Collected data
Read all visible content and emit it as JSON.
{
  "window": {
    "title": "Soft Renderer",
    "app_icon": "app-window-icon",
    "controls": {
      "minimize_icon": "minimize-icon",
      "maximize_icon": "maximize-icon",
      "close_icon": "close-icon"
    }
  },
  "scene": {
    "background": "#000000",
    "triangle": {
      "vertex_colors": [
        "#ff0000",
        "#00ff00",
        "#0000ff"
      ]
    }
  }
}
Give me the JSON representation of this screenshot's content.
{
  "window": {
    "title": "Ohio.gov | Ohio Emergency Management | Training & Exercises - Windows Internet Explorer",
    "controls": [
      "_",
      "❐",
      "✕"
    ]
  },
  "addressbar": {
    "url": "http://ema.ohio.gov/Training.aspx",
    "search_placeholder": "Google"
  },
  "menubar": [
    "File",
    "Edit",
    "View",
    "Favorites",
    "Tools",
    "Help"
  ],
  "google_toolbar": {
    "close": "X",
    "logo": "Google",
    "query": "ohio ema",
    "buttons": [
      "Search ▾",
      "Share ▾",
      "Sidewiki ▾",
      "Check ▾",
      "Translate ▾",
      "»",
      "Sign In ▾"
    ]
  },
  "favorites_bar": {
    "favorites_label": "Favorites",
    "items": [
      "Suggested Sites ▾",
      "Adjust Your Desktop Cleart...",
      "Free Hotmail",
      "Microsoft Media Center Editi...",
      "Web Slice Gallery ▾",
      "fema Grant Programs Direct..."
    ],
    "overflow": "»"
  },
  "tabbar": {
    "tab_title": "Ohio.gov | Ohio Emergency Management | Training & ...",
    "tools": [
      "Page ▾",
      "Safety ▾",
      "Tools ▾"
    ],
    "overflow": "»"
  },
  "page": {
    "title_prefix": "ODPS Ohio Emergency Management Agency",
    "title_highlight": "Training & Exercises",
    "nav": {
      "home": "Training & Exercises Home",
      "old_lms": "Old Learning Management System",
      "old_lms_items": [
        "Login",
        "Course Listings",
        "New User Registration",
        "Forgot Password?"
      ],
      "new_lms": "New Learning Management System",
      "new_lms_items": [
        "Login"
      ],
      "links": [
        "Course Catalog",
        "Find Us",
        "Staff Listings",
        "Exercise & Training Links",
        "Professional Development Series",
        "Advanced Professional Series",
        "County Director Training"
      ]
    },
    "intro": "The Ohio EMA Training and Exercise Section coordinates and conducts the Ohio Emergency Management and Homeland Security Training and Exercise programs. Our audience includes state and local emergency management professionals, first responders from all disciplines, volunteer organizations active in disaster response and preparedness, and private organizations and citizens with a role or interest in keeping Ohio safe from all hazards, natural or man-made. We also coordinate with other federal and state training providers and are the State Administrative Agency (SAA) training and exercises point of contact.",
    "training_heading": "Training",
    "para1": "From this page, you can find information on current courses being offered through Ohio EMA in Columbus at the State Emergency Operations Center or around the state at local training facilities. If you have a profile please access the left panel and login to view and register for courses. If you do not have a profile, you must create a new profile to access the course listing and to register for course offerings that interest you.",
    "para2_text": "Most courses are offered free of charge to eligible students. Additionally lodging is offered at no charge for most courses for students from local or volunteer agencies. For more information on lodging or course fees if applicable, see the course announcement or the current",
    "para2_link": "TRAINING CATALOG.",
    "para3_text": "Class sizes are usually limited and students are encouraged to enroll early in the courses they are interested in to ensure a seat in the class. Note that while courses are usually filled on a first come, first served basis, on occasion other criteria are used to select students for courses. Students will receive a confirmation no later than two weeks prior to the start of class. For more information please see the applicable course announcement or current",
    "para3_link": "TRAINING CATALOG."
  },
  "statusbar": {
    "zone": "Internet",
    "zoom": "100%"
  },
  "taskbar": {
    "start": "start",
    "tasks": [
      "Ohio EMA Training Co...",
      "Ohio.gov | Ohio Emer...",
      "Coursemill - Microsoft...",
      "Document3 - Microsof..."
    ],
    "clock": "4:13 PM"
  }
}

Directive
Gather each line in the data that holds the string "applicable".

Solution below
    "para2_text": "Most courses are offered free of charge to eligible students. Additionally lodging is offered at no charge for most courses for students from local or volunteer agencies. For more information on lodging or course fees if applicable, see the course announcement or the current",
    "para3_text": "Class sizes are usually limited and students are encouraged to enroll early in the courses they are interested in to ensure a seat in the class. Note that while courses are usually filled on a first come, first served basis, on occasion other criteria are used to select students for courses. Students will receive a confirmation no later than two weeks prior to the start of class. For more information please see the applicable course announcement or current",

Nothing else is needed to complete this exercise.